Locate the word "있습니다" in the material, then show every line that holds it.

-- start of DATA SECTION --

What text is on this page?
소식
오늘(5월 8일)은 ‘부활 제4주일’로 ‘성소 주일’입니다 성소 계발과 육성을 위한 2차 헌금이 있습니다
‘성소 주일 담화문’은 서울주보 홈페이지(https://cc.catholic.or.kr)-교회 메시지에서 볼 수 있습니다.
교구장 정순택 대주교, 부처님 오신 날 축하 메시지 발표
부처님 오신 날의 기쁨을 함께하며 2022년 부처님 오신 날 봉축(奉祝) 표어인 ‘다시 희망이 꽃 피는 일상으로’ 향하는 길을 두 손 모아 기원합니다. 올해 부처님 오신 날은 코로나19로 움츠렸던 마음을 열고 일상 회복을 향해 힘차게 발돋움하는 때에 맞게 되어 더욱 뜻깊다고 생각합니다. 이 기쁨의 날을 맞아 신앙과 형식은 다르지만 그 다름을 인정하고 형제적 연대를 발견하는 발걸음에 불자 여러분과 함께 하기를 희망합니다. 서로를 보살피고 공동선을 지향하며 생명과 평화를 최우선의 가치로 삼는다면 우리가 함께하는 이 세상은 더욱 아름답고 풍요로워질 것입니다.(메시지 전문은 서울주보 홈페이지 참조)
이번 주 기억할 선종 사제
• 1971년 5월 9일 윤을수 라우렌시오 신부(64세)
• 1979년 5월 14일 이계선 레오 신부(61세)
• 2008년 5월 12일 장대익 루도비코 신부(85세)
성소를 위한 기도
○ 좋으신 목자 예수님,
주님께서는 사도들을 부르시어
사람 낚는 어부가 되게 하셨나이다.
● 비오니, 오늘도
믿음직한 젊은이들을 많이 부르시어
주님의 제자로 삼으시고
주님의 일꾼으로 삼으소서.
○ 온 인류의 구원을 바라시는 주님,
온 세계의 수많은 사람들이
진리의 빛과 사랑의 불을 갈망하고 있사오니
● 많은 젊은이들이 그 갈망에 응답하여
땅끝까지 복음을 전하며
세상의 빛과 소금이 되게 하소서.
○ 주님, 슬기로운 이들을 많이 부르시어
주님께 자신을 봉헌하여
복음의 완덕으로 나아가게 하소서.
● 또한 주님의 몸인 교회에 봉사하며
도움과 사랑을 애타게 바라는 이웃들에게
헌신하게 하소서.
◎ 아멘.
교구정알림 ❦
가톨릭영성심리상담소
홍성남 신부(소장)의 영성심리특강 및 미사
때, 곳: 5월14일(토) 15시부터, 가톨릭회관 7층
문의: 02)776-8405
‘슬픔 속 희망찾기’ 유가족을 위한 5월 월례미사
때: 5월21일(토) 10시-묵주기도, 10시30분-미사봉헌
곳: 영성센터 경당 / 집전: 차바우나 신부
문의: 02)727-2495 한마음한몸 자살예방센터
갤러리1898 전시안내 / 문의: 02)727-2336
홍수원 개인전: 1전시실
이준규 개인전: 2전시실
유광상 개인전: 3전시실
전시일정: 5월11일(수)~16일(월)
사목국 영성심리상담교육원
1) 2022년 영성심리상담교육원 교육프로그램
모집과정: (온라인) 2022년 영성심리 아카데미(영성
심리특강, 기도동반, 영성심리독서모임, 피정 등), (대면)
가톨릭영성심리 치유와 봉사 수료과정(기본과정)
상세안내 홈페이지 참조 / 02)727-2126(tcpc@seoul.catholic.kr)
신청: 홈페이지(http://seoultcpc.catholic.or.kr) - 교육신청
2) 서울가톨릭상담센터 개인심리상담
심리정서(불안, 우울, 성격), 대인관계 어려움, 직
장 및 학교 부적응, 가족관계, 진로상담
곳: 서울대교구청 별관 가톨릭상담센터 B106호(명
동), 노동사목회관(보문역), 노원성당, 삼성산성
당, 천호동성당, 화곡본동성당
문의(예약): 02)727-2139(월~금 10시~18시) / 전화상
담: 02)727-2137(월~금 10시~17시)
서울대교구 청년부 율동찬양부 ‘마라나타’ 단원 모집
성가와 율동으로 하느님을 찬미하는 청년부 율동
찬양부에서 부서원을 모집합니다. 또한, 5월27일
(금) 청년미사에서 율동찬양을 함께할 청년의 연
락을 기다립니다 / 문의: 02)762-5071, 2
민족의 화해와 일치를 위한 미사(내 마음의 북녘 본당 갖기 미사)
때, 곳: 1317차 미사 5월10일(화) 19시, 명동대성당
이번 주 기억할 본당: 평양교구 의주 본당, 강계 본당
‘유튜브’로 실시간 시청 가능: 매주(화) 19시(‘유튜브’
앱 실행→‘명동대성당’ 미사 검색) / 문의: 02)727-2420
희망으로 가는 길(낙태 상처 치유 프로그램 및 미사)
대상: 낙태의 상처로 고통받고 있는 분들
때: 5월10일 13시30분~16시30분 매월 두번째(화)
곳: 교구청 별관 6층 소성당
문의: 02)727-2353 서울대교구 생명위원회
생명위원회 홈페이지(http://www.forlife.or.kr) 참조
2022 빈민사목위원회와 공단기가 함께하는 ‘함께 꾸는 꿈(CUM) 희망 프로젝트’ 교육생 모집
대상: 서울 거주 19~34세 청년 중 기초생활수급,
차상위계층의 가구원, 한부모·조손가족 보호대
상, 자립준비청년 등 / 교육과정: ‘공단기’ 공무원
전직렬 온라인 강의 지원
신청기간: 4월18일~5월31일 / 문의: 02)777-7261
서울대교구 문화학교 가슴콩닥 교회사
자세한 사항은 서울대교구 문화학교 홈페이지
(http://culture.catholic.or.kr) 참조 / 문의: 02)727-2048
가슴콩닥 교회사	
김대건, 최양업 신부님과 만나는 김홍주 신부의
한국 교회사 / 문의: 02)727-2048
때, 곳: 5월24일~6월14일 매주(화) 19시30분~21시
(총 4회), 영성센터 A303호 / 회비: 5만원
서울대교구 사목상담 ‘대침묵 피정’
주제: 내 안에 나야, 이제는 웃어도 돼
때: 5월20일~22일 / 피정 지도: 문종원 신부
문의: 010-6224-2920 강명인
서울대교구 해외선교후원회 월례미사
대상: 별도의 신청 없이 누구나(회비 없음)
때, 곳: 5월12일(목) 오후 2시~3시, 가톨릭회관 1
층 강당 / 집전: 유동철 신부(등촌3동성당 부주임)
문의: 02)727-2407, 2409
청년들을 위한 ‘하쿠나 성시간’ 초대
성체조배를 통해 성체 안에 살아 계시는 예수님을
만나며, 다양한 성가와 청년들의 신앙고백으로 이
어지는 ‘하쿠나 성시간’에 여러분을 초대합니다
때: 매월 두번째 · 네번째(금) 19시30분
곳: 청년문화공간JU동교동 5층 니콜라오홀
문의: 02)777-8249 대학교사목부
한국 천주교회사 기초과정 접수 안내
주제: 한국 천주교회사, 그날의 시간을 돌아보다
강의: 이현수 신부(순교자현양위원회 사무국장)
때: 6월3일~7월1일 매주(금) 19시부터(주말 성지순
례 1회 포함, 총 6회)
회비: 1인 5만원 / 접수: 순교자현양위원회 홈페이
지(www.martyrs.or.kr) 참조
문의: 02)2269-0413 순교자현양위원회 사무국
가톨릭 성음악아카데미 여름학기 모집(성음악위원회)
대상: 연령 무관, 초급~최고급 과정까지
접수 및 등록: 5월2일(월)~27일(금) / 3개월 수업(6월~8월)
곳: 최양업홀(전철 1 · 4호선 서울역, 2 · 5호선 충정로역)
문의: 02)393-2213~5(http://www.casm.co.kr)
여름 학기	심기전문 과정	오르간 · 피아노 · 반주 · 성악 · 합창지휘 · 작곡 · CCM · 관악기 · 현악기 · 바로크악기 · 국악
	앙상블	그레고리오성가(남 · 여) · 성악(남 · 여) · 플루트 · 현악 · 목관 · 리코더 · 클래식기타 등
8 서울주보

-- end of DATA SECTION --

> [TASK SOLUTION]:
오늘(5월 8일)은 ‘부활 제4주일’로 ‘성소 주일’입니다 성소 계발과 육성을 위한 2차 헌금이 있습니다
‘성소 주일 담화문’은 서울주보 홈페이지(https://cc.catholic.or.kr)-교회 메시지에서 볼 수 있습니다.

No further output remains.